# [What needs to be done]
Give every line of the data again, unchanged, but with no pictures.

START

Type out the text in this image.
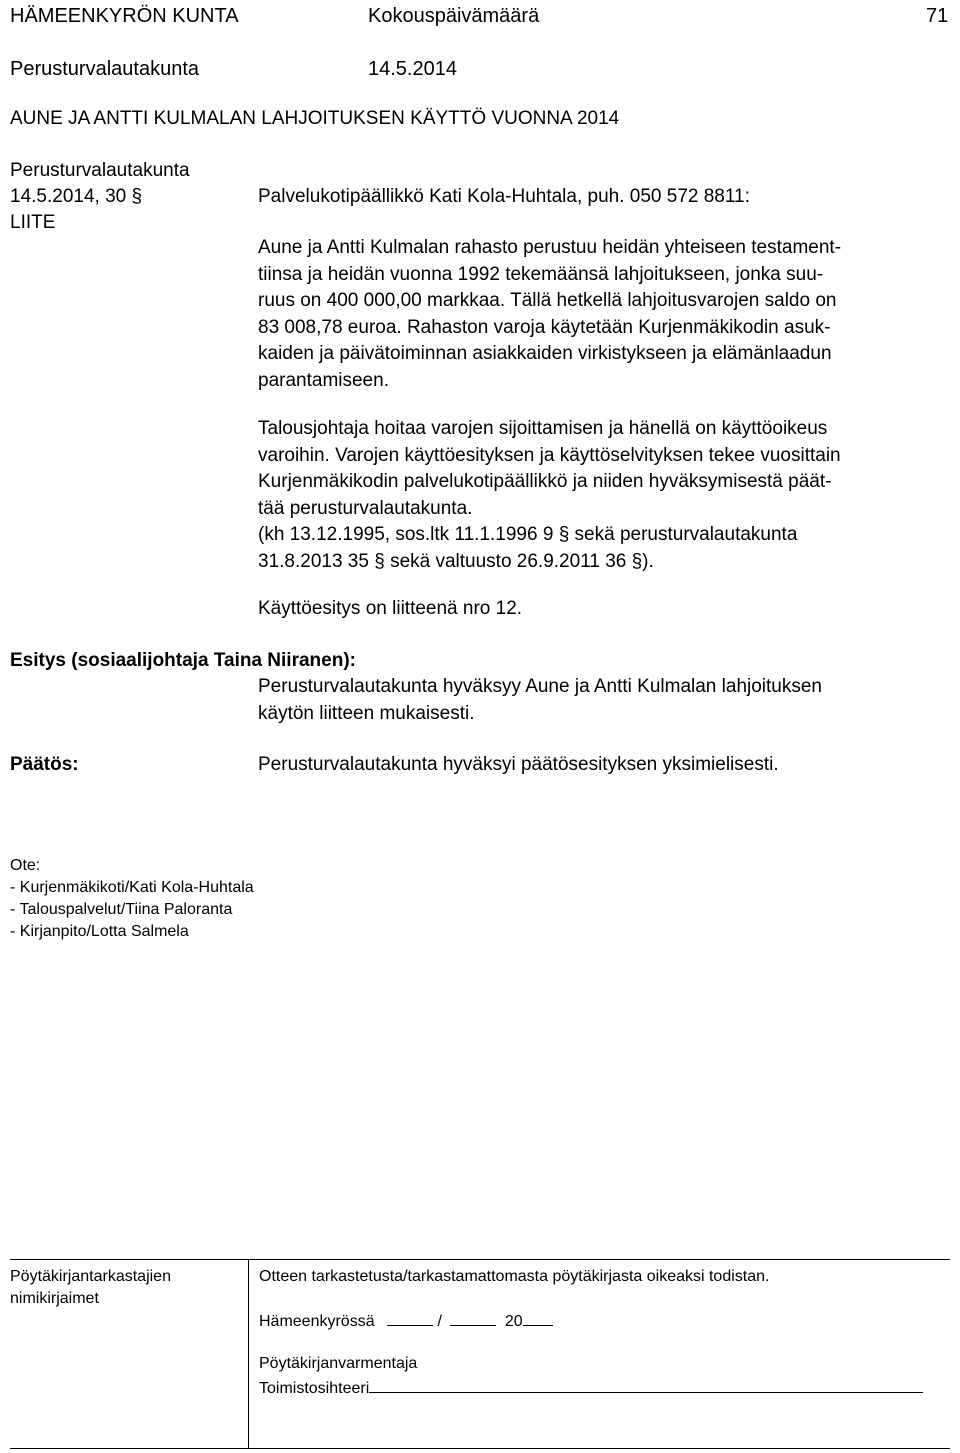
HÄMEENKYRÖN KUNTA	Kokouspäivämäärä	71
Perusturvalautakunta	14.5.2014
AUNE JA ANTTI KULMALAN LAHJOITUKSEN KÄYTTÖ VUONNA 2014
Perusturvalautakunta
14.5.2014, 30 §
LIITE
Palvelukotipäällikkö Kati Kola-Huhtala, puh. 050 572 8811:
Aune ja Antti Kulmalan rahasto perustuu heidän yhteiseen testament-
tiinsa ja heidän vuonna 1992 tekemäänsä lahjoitukseen, jonka suu-
ruus on 400 000,00 markkaa. Tällä hetkellä lahjoitusvarojen saldo on
83 008,78 euroa. Rahaston varoja käytetään Kurjenmäkikodin asuk-
kaiden ja päivätoiminnan asiakkaiden virkistykseen ja elämänlaadun
parantamiseen.
Talousjohtaja hoitaa varojen sijoittamisen ja hänellä on käyttöoikeus
varoihin. Varojen käyttöesityksen ja käyttöselvityksen tekee vuosittain
Kurjenmäkikodin palvelukotipäällikkö ja niiden hyväksymisestä päät-
tää perusturvalautakunta.
(kh 13.12.1995, sos.ltk 11.1.1996 9 § sekä perusturvalautakunta
31.8.2013 35 § sekä valtuusto 26.9.2011 36 §).
Käyttöesitys on liitteenä nro 12.
Esitys (sosiaalijohtaja Taina Niiranen):
Perusturvalautakunta hyväksyy Aune ja Antti Kulmalan lahjoituksen
käytön liitteen mukaisesti.
Päätös:	Perusturvalautakunta hyväksyi päätösesityksen yksimielisesti.
Ote:
- Kurjenmäkikoti/Kati Kola-Huhtala
- Talouspalvelut/Tiina Paloranta
- Kirjanpito/Lotta Salmela
Pöytäkirjantarkastajien
nimikirjaimet
Otteen tarkastetusta/tarkastamattomasta pöytäkirjasta oikeaksi todistan.
Hämeenkyrössä	/	20
Pöytäkirjanvarmentaja
Toimistosihteeri
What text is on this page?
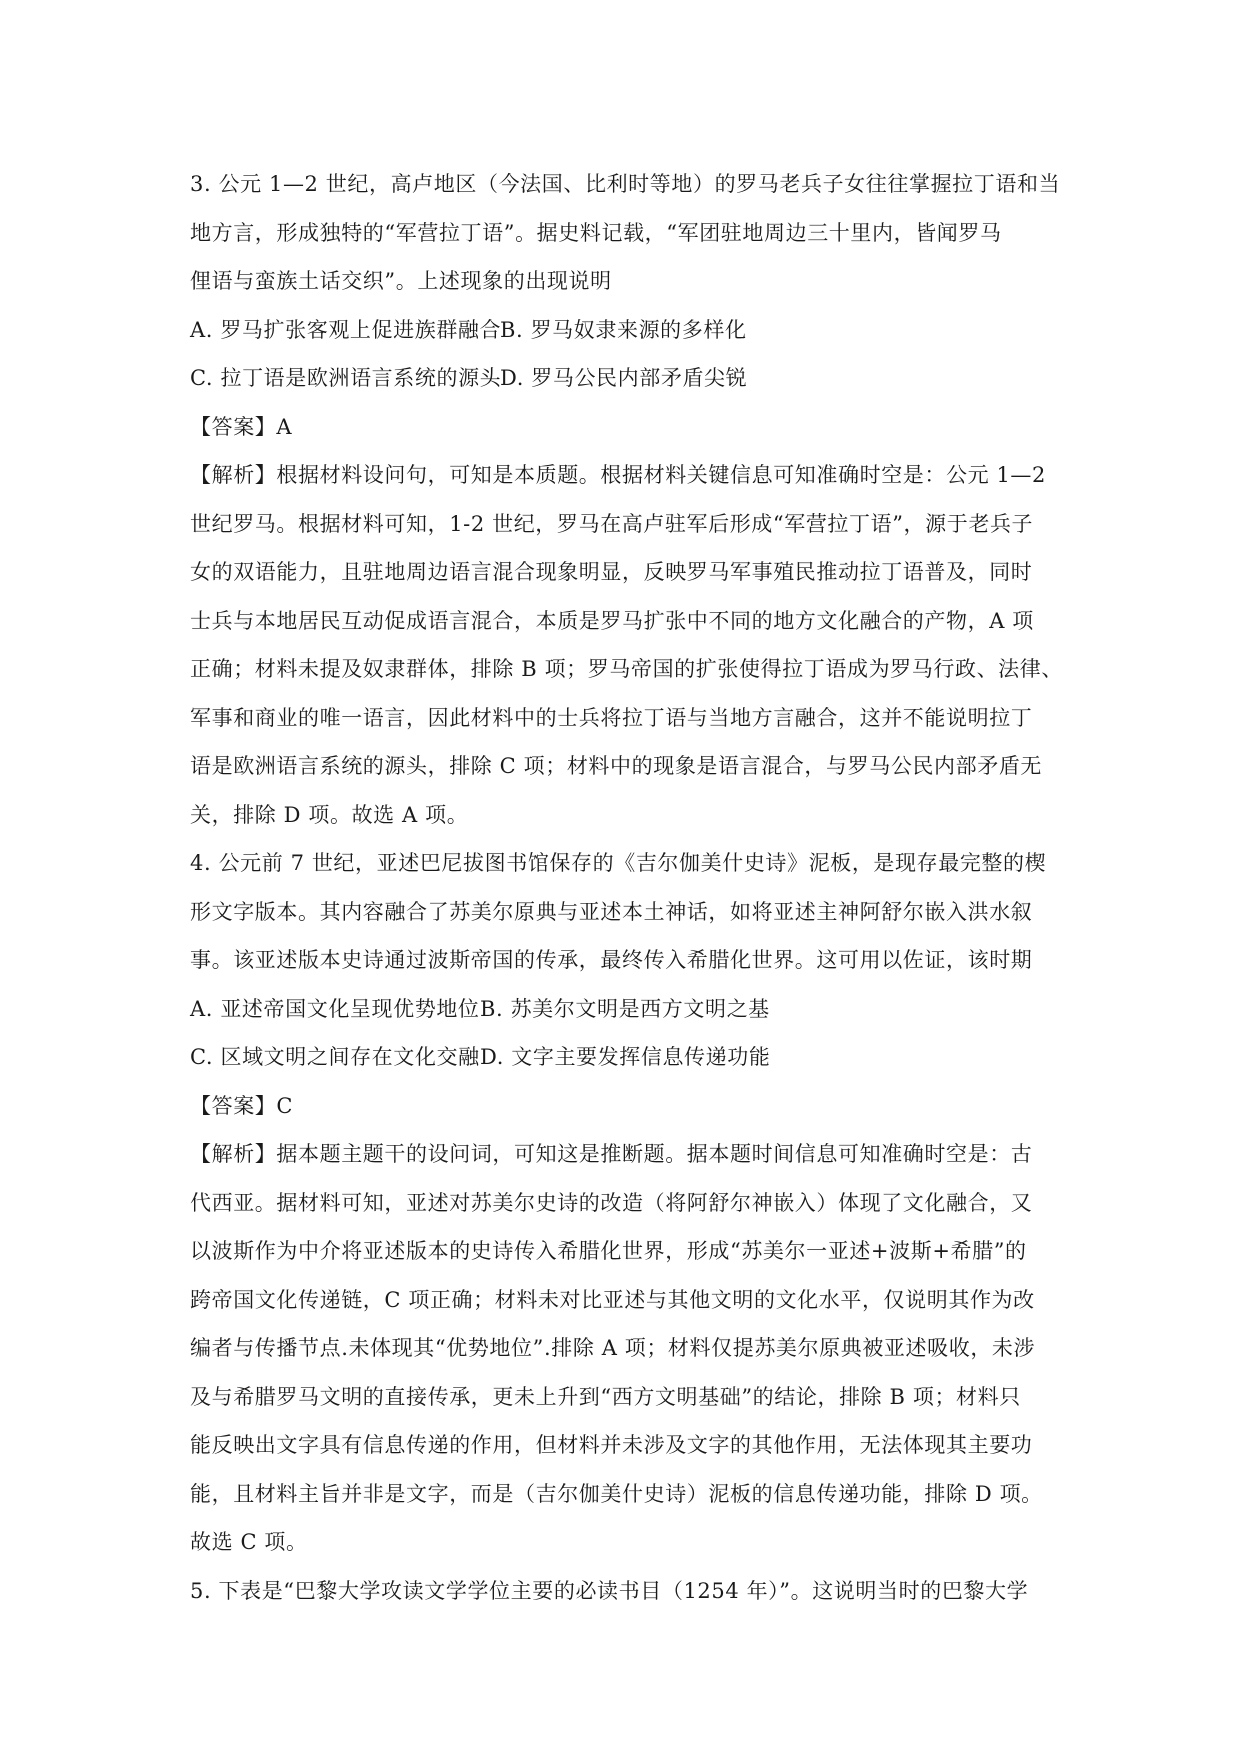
3. 公元 1—2 世纪，高卢地区（今法国、比利时等地）的罗马老兵子女往往掌握拉丁语和当
地方言，形成独特的“军营拉丁语”。据史料记载，“军团驻地周边三十里内，皆闻罗马
俚语与蛮族土话交织”。上述现象的出现说明
A. 罗马扩张客观上促进族群融合
B. 罗马奴隶来源的多样化
C. 拉丁语是欧洲语言系统的源头
D. 罗马公民内部矛盾尖锐
【答案】A
【解析】根据材料设问句，可知是本质题。根据材料关键信息可知准确时空是：公元 1—2
世纪罗马。根据材料可知，1-2 世纪，罗马在高卢驻军后形成“军营拉丁语”，源于老兵子
女的双语能力，且驻地周边语言混合现象明显，反映罗马军事殖民推动拉丁语普及，同时
士兵与本地居民互动促成语言混合，本质是罗马扩张中不同的地方文化融合的产物，A 项
正确；材料未提及奴隶群体，排除 B 项；罗马帝国的扩张使得拉丁语成为罗马行政、法律、
军事和商业的唯一语言，因此材料中的士兵将拉丁语与当地方言融合，这并不能说明拉丁
语是欧洲语言系统的源头，排除 C 项；材料中的现象是语言混合，与罗马公民内部矛盾无
关，排除 D 项。故选 A 项。
4. 公元前 7 世纪，亚述巴尼拔图书馆保存的《吉尔伽美什史诗》泥板，是现存最完整的楔
形文字版本。其内容融合了苏美尔原典与亚述本土神话，如将亚述主神阿舒尔嵌入洪水叙
事。该亚述版本史诗通过波斯帝国的传承，最终传入希腊化世界。这可用以佐证，该时期
A. 亚述帝国文化呈现优势地位 B. 苏美尔文明是西方文明之基
C. 区域文明之间存在文化交融 D. 文字主要发挥信息传递功能
【答案】C
【解析】据本题主题干的设问词，可知这是推断题。据本题时间信息可知准确时空是：古
代西亚。据材料可知，亚述对苏美尔史诗的改造（将阿舒尔神嵌入）体现了文化融合，又
以波斯作为中介将亚述版本的史诗传入希腊化世界，形成“苏美尔一亚述+波斯+希腊”的
跨帝国文化传递链，C 项正确；材料未对比亚述与其他文明的文化水平，仅说明其作为改
编者与传播节点.未体现其“优势地位”.排除 A 项；材料仅提苏美尔原典被亚述吸收，未涉
及与希腊罗马文明的直接传承，更未上升到“西方文明基础”的结论，排除 B 项；材料只
能反映出文字具有信息传递的作用，但材料并未涉及文字的其他作用，无法体现其主要功
能，且材料主旨并非是文字，而是（吉尔伽美什史诗）泥板的信息传递功能，排除 D 项。
故选 C 项。
5. 下表是“巴黎大学攻读文学学位主要的必读书目（1254 年）”。这说明当时的巴黎大学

END

# [Exercise result]
Type out the text in this image.
HÄMEENKYRÖN KUNTA	Kokouspäivämäärä	71
Perusturvalautakunta	14.5.2014
AUNE JA ANTTI KULMALAN LAHJOITUKSEN KÄYTTÖ VUONNA 2014
Perusturvalautakunta
14.5.2014, 30 §
LIITE
Palvelukotipäällikkö Kati Kola-Huhtala, puh. 050 572 8811:
Aune ja Antti Kulmalan rahasto perustuu heidän yhteiseen testament-
tiinsa ja heidän vuonna 1992 tekemäänsä lahjoitukseen, jonka suu-
ruus on 400 000,00 markkaa. Tällä hetkellä lahjoitusvarojen saldo on
83 008,78 euroa. Rahaston varoja käytetään Kurjenmäkikodin asuk-
kaiden ja päivätoiminnan asiakkaiden virkistykseen ja elämänlaadun
parantamiseen.
Talousjohtaja hoitaa varojen sijoittamisen ja hänellä on käyttöoikeus
varoihin. Varojen käyttöesityksen ja käyttöselvityksen tekee vuosittain
Kurjenmäkikodin palvelukotipäällikkö ja niiden hyväksymisestä päät-
tää perusturvalautakunta.
(kh 13.12.1995, sos.ltk 11.1.1996 9 § sekä perusturvalautakunta
31.8.2013 35 § sekä valtuusto 26.9.2011 36 §).
Käyttöesitys on liitteenä nro 12.
Esitys (sosiaalijohtaja Taina Niiranen):
Perusturvalautakunta hyväksyy Aune ja Antti Kulmalan lahjoituksen
käytön liitteen mukaisesti.
Päätös:	Perusturvalautakunta hyväksyi päätösesityksen yksimielisesti.
Ote:
- Kurjenmäkikoti/Kati Kola-Huhtala
- Talouspalvelut/Tiina Paloranta
- Kirjanpito/Lotta Salmela
Pöytäkirjantarkastajien
nimikirjaimet
Otteen tarkastetusta/tarkastamattomasta pöytäkirjasta oikeaksi todistan.
Hämeenkyrössä	/	20
Pöytäkirjanvarmentaja
Toimistosihteeri
What text is on this page?
3. 公元 1—2 世纪，高卢地区（今法国、比利时等地）的罗马老兵子女往往掌握拉丁语和当
地方言，形成独特的“军营拉丁语”。据史料记载，“军团驻地周边三十里内，皆闻罗马
俚语与蛮族土话交织”。上述现象的出现说明
A. 罗马扩张客观上促进族群融合
B. 罗马奴隶来源的多样化
C. 拉丁语是欧洲语言系统的源头
D. 罗马公民内部矛盾尖锐
【答案】A
【解析】根据材料设问句，可知是本质题。根据材料关键信息可知准确时空是：公元 1—2
世纪罗马。根据材料可知，1-2 世纪，罗马在高卢驻军后形成“军营拉丁语”，源于老兵子
女的双语能力，且驻地周边语言混合现象明显，反映罗马军事殖民推动拉丁语普及，同时
士兵与本地居民互动促成语言混合，本质是罗马扩张中不同的地方文化融合的产物，A 项
正确；材料未提及奴隶群体，排除 B 项；罗马帝国的扩张使得拉丁语成为罗马行政、法律、
军事和商业的唯一语言，因此材料中的士兵将拉丁语与当地方言融合，这并不能说明拉丁
语是欧洲语言系统的源头，排除 C 项；材料中的现象是语言混合，与罗马公民内部矛盾无
关，排除 D 项。故选 A 项。
4. 公元前 7 世纪，亚述巴尼拔图书馆保存的《吉尔伽美什史诗》泥板，是现存最完整的楔
形文字版本。其内容融合了苏美尔原典与亚述本土神话，如将亚述主神阿舒尔嵌入洪水叙
事。该亚述版本史诗通过波斯帝国的传承，最终传入希腊化世界。这可用以佐证，该时期
A. 亚述帝国文化呈现优势地位 B. 苏美尔文明是西方文明之基
C. 区域文明之间存在文化交融 D. 文字主要发挥信息传递功能
【答案】C
【解析】据本题主题干的设问词，可知这是推断题。据本题时间信息可知准确时空是：古
代西亚。据材料可知，亚述对苏美尔史诗的改造（将阿舒尔神嵌入）体现了文化融合，又
以波斯作为中介将亚述版本的史诗传入希腊化世界，形成“苏美尔一亚述+波斯+希腊”的
跨帝国文化传递链，C 项正确；材料未对比亚述与其他文明的文化水平，仅说明其作为改
编者与传播节点.未体现其“优势地位”.排除 A 项；材料仅提苏美尔原典被亚述吸收，未涉
及与希腊罗马文明的直接传承，更未上升到“西方文明基础”的结论，排除 B 项；材料只
能反映出文字具有信息传递的作用，但材料并未涉及文字的其他作用，无法体现其主要功
能，且材料主旨并非是文字，而是（吉尔伽美什史诗）泥板的信息传递功能，排除 D 项。
故选 C 项。
5. 下表是“巴黎大学攻读文学学位主要的必读书目（1254 年）”。这说明当时的巴黎大学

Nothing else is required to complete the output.